__AIM OF THE TASK__. In the records below, pick out all lines containing the word "subtitle".

* Start *

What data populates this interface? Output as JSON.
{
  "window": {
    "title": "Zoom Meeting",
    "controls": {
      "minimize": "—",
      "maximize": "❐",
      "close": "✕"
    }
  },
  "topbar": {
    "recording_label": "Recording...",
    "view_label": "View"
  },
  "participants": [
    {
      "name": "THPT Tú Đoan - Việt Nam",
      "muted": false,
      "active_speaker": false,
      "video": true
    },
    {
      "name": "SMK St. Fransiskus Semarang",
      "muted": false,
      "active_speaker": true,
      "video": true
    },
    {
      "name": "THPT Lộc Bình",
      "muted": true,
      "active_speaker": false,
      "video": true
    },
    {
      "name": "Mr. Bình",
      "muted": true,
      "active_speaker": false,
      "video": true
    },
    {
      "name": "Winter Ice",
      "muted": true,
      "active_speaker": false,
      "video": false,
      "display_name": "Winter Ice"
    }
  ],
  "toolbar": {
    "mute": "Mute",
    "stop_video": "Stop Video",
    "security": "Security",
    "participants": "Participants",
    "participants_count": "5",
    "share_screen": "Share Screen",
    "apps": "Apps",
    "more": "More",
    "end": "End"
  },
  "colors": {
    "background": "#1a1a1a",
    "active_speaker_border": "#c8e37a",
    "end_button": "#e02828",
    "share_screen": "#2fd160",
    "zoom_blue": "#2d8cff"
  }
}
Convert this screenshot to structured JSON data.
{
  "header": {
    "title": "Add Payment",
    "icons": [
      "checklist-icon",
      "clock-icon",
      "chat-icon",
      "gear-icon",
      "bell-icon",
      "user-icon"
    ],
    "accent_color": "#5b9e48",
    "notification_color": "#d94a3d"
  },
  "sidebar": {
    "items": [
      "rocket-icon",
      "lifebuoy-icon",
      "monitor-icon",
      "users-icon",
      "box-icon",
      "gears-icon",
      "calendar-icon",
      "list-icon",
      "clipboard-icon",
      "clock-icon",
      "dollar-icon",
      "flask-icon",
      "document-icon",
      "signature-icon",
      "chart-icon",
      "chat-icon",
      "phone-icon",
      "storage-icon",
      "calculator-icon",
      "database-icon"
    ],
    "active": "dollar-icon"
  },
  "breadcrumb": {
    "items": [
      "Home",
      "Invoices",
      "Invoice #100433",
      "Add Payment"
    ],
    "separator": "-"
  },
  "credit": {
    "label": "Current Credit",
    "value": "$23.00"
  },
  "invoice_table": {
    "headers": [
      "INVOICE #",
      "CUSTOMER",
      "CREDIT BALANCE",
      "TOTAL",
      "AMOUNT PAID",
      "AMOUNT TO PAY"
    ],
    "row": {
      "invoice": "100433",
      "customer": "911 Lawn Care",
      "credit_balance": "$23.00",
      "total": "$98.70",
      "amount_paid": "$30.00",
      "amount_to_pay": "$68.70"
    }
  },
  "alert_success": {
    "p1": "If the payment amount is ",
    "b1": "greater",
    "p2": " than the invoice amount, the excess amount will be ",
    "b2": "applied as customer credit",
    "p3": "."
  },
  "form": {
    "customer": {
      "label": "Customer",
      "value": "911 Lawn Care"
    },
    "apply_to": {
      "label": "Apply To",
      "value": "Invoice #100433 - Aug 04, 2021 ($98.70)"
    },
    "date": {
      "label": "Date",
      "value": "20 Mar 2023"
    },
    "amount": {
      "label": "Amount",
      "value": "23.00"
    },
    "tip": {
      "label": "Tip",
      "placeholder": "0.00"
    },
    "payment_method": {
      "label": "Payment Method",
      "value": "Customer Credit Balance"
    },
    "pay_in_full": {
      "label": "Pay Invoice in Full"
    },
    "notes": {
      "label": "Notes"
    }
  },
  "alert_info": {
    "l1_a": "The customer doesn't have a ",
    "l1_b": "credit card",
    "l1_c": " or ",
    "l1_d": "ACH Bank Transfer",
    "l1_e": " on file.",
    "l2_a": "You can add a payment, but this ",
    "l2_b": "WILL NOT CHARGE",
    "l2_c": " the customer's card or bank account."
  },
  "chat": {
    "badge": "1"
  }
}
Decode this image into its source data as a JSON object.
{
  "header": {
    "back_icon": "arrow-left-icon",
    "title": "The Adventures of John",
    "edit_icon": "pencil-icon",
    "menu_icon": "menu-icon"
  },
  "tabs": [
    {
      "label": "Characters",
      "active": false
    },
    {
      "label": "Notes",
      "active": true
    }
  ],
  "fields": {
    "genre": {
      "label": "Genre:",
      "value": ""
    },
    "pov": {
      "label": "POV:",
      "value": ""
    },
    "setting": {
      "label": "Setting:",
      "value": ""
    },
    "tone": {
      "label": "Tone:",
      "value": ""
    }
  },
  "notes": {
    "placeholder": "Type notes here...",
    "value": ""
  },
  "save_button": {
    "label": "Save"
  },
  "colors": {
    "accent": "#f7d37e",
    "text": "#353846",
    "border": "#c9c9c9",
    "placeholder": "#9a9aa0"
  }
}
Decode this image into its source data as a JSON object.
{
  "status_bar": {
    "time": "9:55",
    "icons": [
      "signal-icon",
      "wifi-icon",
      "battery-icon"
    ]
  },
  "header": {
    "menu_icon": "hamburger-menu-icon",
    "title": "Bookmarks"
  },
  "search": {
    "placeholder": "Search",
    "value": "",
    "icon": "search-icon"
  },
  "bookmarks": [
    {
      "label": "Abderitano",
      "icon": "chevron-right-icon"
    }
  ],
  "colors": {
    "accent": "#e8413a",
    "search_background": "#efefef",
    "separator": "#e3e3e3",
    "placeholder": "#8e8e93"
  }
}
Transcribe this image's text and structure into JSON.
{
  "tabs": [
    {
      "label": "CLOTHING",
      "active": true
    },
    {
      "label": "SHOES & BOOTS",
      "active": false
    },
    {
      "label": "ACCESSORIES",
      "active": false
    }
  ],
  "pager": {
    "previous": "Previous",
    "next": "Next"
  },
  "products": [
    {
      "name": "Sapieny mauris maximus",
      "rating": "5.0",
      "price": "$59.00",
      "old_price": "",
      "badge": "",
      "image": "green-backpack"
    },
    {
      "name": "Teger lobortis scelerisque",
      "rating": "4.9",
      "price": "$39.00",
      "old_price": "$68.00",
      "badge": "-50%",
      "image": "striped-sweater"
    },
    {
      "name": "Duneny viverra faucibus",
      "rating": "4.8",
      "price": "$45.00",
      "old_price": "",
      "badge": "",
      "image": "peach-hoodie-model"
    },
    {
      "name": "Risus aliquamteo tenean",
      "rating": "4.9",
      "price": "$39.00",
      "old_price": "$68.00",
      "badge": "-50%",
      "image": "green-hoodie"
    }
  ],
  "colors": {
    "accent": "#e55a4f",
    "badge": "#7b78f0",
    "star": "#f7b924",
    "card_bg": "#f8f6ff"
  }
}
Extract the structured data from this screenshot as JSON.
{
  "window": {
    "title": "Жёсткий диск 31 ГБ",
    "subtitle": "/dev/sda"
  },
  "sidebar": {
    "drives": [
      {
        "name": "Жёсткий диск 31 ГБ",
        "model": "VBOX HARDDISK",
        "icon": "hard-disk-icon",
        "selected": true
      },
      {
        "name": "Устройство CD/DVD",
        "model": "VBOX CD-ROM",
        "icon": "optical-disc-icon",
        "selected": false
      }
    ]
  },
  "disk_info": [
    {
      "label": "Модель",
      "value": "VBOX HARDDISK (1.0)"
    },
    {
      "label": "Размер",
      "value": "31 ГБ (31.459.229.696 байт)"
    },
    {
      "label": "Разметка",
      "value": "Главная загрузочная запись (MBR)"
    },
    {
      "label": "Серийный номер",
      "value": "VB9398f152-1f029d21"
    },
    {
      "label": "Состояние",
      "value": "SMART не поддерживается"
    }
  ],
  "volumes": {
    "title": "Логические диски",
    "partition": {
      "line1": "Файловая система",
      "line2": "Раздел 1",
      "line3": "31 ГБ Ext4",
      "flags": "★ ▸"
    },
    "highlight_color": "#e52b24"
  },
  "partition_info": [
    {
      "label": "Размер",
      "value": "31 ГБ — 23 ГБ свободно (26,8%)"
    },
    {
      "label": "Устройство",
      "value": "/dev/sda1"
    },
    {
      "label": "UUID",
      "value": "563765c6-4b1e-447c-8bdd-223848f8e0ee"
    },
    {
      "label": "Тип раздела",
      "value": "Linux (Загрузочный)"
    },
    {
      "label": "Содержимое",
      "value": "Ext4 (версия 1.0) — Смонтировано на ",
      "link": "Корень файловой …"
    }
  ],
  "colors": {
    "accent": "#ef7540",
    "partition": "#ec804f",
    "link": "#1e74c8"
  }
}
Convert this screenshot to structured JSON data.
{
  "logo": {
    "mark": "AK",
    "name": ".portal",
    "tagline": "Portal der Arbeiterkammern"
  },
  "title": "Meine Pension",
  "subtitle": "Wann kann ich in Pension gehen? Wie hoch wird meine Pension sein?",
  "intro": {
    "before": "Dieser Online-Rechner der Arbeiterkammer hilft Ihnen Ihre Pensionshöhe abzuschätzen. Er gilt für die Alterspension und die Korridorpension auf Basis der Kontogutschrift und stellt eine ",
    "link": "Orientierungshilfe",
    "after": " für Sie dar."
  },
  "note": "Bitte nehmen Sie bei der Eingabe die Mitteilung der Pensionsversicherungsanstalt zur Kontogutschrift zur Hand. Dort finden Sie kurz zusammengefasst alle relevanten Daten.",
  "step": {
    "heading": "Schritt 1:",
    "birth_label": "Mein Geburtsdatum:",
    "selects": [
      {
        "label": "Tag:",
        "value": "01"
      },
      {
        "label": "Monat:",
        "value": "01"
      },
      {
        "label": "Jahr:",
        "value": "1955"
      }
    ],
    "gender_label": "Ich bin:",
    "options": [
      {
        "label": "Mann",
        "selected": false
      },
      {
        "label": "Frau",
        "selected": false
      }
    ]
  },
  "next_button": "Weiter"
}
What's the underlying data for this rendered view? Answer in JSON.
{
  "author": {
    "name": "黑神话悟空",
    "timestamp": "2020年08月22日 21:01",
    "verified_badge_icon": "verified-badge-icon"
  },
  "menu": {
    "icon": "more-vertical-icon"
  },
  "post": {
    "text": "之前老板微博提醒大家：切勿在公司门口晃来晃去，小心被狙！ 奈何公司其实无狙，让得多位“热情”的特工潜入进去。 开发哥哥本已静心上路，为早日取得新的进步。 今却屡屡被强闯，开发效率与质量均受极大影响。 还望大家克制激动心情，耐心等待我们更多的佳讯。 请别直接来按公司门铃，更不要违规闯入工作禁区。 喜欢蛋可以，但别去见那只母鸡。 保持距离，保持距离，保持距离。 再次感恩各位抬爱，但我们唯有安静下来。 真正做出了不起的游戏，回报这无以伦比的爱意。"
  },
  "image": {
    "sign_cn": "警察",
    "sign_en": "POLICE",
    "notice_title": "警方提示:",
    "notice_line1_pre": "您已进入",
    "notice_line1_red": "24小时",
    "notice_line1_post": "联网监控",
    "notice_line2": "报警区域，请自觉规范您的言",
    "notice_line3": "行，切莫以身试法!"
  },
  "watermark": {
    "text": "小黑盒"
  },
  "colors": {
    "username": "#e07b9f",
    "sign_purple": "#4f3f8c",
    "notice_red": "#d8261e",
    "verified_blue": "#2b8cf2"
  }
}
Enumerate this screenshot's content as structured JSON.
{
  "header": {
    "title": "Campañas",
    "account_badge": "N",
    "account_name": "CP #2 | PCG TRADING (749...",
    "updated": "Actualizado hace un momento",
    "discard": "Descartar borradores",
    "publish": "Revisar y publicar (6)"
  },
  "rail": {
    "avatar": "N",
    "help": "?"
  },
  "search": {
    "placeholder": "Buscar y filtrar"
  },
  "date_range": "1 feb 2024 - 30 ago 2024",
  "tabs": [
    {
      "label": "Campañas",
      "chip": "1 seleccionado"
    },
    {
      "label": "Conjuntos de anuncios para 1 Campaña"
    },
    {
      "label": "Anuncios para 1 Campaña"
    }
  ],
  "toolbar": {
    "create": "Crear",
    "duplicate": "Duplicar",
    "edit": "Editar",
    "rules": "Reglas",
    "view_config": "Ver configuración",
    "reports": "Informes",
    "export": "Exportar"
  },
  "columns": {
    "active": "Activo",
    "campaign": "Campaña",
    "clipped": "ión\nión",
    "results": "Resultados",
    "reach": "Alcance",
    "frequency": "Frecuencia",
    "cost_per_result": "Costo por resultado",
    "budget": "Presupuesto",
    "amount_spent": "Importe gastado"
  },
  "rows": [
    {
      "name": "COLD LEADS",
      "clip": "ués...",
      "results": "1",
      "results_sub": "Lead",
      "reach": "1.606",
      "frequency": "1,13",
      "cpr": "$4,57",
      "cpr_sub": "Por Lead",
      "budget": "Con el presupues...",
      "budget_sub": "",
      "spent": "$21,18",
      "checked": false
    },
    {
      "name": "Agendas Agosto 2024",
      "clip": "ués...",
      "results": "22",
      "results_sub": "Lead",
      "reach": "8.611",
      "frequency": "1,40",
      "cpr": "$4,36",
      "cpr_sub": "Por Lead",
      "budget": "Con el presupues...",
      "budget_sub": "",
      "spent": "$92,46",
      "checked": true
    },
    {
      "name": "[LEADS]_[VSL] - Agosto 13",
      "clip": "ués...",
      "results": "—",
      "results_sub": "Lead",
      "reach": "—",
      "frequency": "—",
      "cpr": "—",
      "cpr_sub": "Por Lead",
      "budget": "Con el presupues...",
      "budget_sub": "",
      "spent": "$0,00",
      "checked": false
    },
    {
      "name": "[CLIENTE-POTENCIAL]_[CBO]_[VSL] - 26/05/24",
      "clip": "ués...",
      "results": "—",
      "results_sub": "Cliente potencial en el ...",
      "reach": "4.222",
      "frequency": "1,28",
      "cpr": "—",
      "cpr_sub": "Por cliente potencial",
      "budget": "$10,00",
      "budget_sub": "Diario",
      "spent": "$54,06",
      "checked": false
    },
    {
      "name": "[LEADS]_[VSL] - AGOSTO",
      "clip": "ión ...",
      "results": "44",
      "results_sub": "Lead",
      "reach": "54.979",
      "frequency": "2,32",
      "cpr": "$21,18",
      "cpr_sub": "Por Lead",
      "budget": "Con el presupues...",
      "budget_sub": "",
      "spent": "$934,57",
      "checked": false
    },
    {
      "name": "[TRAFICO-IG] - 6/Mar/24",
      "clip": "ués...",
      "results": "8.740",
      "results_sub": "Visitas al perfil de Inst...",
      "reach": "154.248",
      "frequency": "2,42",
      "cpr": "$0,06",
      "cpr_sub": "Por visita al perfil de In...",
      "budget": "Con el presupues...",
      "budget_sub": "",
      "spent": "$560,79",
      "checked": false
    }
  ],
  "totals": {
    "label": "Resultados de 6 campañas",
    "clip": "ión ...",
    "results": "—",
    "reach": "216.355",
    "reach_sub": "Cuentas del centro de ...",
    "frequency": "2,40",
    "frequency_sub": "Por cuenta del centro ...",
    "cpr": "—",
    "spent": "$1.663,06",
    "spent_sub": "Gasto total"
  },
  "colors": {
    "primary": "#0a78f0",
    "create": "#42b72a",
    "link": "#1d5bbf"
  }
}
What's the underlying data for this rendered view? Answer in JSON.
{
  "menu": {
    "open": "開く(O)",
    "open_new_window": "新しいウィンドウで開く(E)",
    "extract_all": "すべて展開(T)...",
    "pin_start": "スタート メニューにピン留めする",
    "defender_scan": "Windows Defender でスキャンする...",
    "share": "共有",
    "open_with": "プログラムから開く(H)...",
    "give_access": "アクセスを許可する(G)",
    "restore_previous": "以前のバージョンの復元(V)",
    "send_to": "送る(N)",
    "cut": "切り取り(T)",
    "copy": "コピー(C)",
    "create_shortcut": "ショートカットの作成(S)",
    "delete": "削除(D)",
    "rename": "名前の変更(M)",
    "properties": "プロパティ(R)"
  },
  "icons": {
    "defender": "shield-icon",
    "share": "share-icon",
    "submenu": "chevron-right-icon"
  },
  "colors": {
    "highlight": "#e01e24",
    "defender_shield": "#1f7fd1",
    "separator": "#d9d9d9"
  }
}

* End *

__EXERCISE RESPONSE__.
    "subtitle": "/dev/sda"
  "subtitle": "Wann kann ich in Pension gehen? Wie hoch wird meine Pension sein?",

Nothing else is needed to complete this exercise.